AIM:
Carry on the article about Janet Yellen's first day of congressional testimony as Fed Chair from its last sentence.

12 February 2014 4:08
Janet Yellen completed her first day of testimony on Capitol Hill as Chair of the Federal Reserve. While the event was historic, it was remarkable mainly for how unremarkable the actual testimony was. There is a great deal of continuity in the Fed from Bernanke to Yellen, who both have very similar approaches to both policy and communication.
What was left unsaid was probably more important, however. We live in a time with a very active Fed which is taking a bigger role in the economy than any central bank in US history. But congress appears to be very comfortable with that role and very willing to let Yellen do what she does best – place a firm hand on the tiller and guide the economy as close to full speed ahead as it can chug along.
We didn’t learn an awful lot new from Yellen’s prepared remarks. It was all generally positive, if tentative, which is about all anyone has been able to say about the economy we have today. “Since the financial crisis and the depths of the recession, substantial progress has been made in restoring the economy to health and in strengthening the financial system,”she told Congress, but, “Still, there is more to do.” The details can be summarized very quickly:
Yellen did not defend the Fed’s decision to “taper” their bond-buying program this year, but did emphasize that unemployment remains unreasonably high. She did state that there is no unemployment target, previously speculated to be a target of 6% or less. All these numbers and targets, however, were not the most interesting parts of her testimony.

MATERIAL:
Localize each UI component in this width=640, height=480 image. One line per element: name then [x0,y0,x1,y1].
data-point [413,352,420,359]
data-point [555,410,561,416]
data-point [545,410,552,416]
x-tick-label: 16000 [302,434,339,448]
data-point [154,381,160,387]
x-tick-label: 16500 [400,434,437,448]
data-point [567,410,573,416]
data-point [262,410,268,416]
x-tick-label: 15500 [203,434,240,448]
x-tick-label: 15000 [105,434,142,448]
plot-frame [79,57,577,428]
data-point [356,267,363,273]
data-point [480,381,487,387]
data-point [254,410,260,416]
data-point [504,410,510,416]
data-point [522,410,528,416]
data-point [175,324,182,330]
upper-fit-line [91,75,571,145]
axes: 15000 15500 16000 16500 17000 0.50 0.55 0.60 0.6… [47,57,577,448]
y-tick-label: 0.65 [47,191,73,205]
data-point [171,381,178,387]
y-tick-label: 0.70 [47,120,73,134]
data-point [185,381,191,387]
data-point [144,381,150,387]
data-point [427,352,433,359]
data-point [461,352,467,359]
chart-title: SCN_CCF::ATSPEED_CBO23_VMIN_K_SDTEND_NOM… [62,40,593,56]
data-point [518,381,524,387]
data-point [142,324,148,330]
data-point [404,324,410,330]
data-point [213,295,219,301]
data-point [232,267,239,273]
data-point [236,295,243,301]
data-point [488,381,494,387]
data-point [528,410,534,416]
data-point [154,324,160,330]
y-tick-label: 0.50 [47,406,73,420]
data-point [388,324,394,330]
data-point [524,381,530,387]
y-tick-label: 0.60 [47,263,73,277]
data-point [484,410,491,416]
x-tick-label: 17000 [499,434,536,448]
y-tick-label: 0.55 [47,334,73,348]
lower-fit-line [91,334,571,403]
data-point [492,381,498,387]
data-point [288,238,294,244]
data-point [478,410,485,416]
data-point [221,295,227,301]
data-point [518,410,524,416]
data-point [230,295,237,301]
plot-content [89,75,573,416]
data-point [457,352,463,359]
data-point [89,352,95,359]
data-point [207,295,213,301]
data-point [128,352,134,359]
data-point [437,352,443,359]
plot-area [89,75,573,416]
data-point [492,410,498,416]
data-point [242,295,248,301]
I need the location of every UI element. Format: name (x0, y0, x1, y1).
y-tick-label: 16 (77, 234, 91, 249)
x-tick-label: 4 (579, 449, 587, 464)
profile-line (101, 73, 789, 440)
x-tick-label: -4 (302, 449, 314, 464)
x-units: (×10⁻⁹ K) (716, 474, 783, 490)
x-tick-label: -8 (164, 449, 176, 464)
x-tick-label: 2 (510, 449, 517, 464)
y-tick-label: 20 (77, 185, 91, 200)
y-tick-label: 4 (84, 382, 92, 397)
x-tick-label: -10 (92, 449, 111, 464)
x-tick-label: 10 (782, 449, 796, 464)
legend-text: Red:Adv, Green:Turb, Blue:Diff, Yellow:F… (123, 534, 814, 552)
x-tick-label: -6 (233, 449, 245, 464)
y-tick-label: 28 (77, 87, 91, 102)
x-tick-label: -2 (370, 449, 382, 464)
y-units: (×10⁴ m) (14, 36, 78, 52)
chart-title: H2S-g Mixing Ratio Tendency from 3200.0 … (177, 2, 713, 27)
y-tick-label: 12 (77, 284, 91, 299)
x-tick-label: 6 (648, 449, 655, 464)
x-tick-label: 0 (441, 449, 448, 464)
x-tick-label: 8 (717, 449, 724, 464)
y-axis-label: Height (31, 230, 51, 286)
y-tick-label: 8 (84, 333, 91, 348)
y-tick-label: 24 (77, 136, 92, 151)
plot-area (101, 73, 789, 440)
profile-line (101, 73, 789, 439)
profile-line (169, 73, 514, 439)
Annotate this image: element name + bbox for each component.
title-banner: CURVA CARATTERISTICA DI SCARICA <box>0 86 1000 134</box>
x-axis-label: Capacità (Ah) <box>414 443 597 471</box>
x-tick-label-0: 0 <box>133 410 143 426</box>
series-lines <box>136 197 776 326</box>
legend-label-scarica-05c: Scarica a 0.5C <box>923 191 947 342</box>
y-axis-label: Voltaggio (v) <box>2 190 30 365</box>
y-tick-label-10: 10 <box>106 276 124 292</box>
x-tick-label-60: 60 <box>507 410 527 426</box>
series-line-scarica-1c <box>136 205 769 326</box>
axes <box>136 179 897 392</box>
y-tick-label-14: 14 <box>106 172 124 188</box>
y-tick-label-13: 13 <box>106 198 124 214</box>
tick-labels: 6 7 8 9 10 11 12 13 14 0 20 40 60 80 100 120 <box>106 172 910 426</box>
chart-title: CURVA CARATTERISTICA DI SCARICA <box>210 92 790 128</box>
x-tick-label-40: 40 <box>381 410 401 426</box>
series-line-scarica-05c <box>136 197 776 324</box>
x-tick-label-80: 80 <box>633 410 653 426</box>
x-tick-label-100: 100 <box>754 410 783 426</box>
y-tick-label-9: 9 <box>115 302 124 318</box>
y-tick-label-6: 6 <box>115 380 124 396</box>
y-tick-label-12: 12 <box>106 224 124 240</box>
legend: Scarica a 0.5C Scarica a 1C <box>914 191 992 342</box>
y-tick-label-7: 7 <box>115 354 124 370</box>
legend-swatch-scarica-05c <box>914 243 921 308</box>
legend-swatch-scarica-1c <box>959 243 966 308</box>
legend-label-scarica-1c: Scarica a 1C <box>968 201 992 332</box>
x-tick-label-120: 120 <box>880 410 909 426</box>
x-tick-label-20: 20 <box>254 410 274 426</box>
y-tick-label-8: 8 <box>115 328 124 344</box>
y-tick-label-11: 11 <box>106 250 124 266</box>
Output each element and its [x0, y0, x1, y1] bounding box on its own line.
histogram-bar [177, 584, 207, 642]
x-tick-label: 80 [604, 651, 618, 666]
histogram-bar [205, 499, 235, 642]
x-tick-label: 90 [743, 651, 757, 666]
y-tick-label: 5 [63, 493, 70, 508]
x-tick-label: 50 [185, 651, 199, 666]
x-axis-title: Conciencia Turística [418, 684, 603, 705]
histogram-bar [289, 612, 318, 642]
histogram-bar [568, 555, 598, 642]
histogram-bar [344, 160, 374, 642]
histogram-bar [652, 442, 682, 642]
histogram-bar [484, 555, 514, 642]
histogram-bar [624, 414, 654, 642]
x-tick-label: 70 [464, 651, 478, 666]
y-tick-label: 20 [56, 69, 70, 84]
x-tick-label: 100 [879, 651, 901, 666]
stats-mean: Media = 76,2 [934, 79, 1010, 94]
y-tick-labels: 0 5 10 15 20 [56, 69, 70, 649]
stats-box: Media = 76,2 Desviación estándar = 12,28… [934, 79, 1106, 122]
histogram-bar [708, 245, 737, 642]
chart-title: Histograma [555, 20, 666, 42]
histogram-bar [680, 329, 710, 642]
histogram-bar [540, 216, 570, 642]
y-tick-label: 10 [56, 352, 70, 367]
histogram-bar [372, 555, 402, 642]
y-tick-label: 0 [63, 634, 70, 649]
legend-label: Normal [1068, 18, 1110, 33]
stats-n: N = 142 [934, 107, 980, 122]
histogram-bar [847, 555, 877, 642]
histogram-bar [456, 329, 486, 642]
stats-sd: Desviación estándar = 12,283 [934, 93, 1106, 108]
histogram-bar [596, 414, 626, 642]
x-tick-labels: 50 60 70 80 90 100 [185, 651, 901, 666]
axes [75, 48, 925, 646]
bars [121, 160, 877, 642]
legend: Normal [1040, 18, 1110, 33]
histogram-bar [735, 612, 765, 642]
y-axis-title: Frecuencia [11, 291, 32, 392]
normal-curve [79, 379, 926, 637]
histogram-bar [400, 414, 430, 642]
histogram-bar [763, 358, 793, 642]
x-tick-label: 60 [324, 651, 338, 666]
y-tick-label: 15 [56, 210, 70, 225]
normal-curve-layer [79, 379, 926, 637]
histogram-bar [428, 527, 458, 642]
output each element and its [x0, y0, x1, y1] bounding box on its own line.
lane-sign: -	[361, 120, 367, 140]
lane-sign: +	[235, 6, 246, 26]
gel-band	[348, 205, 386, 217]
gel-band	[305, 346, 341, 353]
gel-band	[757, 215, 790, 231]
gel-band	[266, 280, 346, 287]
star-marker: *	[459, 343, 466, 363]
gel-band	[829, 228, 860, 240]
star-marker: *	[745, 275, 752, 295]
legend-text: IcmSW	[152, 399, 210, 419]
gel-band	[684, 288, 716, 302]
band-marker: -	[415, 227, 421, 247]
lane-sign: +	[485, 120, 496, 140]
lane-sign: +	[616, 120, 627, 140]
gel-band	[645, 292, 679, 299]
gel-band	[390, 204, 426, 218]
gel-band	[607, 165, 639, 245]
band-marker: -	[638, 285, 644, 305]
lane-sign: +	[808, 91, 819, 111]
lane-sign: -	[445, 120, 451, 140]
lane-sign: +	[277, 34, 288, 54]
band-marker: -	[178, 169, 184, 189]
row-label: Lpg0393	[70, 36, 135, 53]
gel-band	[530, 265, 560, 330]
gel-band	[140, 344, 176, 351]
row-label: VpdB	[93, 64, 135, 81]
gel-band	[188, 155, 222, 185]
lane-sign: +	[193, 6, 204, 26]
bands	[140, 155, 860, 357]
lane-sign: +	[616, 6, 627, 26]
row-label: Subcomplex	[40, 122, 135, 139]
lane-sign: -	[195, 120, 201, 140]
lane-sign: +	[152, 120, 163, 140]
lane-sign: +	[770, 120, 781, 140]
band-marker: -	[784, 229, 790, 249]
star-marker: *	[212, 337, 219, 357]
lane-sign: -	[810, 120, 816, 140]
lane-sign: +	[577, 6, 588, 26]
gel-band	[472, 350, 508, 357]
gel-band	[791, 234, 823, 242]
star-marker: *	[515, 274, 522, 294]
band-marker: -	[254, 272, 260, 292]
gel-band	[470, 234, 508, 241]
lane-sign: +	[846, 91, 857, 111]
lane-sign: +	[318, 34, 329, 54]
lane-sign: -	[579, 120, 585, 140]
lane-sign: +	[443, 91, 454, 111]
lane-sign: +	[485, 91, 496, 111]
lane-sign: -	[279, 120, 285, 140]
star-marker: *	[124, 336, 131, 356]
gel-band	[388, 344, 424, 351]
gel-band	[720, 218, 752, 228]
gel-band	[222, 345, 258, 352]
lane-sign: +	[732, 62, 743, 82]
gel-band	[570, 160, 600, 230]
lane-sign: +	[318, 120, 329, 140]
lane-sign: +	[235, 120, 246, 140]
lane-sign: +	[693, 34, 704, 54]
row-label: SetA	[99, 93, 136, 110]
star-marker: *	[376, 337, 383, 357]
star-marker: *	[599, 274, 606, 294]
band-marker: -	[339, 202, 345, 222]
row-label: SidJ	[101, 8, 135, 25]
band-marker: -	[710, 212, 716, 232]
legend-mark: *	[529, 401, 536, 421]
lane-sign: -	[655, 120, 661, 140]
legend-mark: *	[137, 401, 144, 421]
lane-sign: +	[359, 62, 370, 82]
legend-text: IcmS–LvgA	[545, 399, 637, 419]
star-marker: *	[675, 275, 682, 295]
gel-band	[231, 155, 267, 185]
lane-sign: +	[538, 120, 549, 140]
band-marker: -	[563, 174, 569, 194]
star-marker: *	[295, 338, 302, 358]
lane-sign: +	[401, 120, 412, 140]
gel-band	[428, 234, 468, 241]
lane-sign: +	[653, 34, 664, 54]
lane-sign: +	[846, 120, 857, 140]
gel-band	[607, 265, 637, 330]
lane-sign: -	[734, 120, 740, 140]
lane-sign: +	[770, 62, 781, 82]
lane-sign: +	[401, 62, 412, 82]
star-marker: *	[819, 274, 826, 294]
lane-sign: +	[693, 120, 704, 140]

ANSWER FOR THIS EXERCISE:
Her openness and clarity is in stark contrast with Alan Greenspan, once famous as an oracle who made a point of never speaking clearly about anything in front of Congress. He even had an aide hold a laptop with the live stock market traces, just in case he accidently said something that moved the markets and could make a quick correction. Not so with Bernanke, who was always open about targets and policy without a care as to how it went down. Yellen is pursuing the same path, and clearly it is what the world has come to expect.
The other very interesting part of her testimony came after the prepared remarks, when the members of Congress had a chance to ask questions. There is no way to describe this Fed as anything but activist, taking a much more visible and dynamic role in the economy than it ever did before 2008. All the questions were essentially softballs, save a question about auditing raised by Rep. Bachmann (R-MN). Yellen easily dismissed it, saying, ““Almost every aspect of our financial affairs” is already audited by the GAO. “What I don’t agree with and would strongly oppose is interfering with the independence of monetary policy by bringing political pressures to bear.” And that was that.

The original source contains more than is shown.